Collection entries
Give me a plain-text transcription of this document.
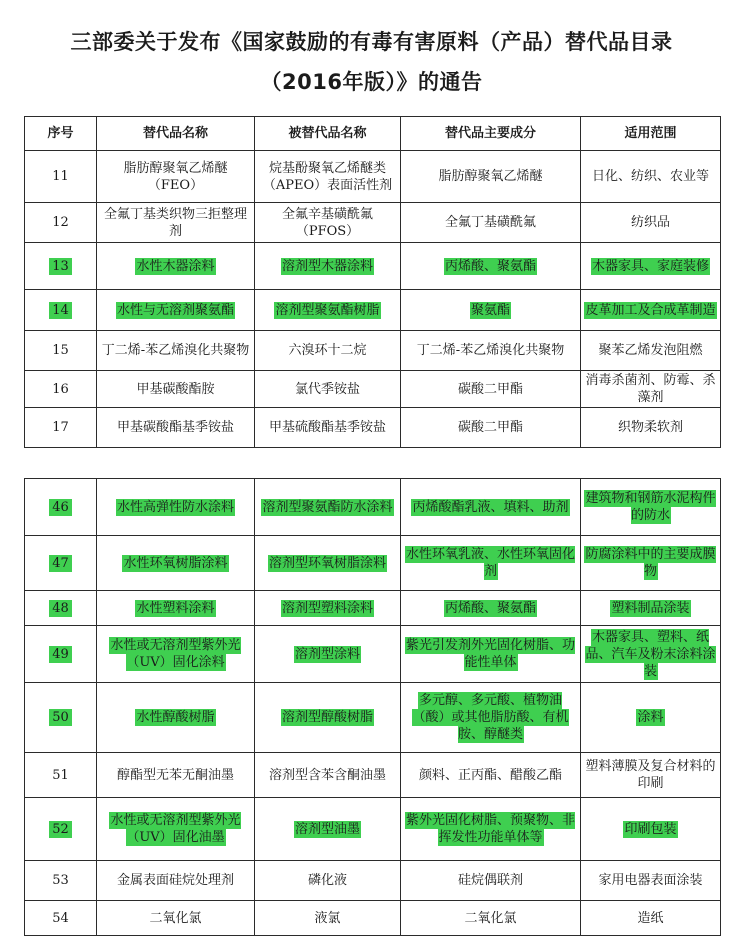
三部委关于发布《国家鼓励的有毒有害原料（产品）替代品目录
（2016年版）》的通告
序号	替代品名称	被替代品名称	替代品主要成分	适用范围
11	脂肪醇聚氧乙烯醚（FEO）	烷基酚聚氧乙烯醚类（APEO）表面活性剂	脂肪醇聚氧乙烯醚	日化、纺织、农业等
12	全氟丁基类织物三拒整理剂	全氟辛基磺酰氟（PFOS）	全氟丁基磺酰氟	纺织品
13	水性木器涂料	溶剂型木器涂料	丙烯酸、聚氨酯	木器家具、家庭装修
14	水性与无溶剂聚氨酯	溶剂型聚氨酯树脂	聚氨酯	皮革加工及合成革制造
15	丁二烯-苯乙烯溴化共聚物	六溴环十二烷	丁二烯-苯乙烯溴化共聚物	聚苯乙烯发泡阻燃
16	甲基碳酸酯胺	氯代季铵盐	碳酸二甲酯	消毒杀菌剂、防霉、杀藻剂
17	甲基碳酸酯基季铵盐	甲基硫酸酯基季铵盐	碳酸二甲酯	织物柔软剂
46	水性高弹性防水涂料	溶剂型聚氨酯防水涂料	丙烯酸酯乳液、填料、助剂	建筑物和钢筋水泥构件的防水
47	水性环氧树脂涂料	溶剂型环氧树脂涂料	水性环氧乳液、水性环氧固化剂	防腐涂料中的主要成膜物
48	水性塑料涂料	溶剂型塑料涂料	丙烯酸、聚氨酯	塑料制品涂装
49	水性或无溶剂型紫外光（UV）固化涂料	溶剂型涂料	紫光引发剂外光固化树脂、功能性单体	木器家具、塑料、纸品、汽车及粉末涂料涂装
50	水性醇酸树脂	溶剂型醇酸树脂	多元醇、多元酸、植物油（酸）或其他脂肪酸、有机胺、醇醚类	涂料
51	醇酯型无苯无酮油墨	溶剂型含苯含酮油墨	颜料、正丙酯、醋酸乙酯	塑料薄膜及复合材料的印刷
52	水性或无溶剂型紫外光（UV）固化油墨	溶剂型油墨	紫外光固化树脂、预聚物、非挥发性功能单体等	印刷包装
53	金属表面硅烷处理剂	磷化液	硅烷偶联剂	家用电器表面涂装
54	二氧化氯	液氯	二氧化氯	造纸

What is needed: Using the records above, copy each line that contains "水性或无溶剂型紫外光".

Answer to this exercise:
49	水性或无溶剂型紫外光（UV）固化涂料	溶剂型涂料	紫光引发剂外光固化树脂、功能性单体	木器家具、塑料、纸品、汽车及粉末涂料涂装
52	水性或无溶剂型紫外光（UV）固化油墨	溶剂型油墨	紫外光固化树脂、预聚物、非挥发性功能单体等	印刷包装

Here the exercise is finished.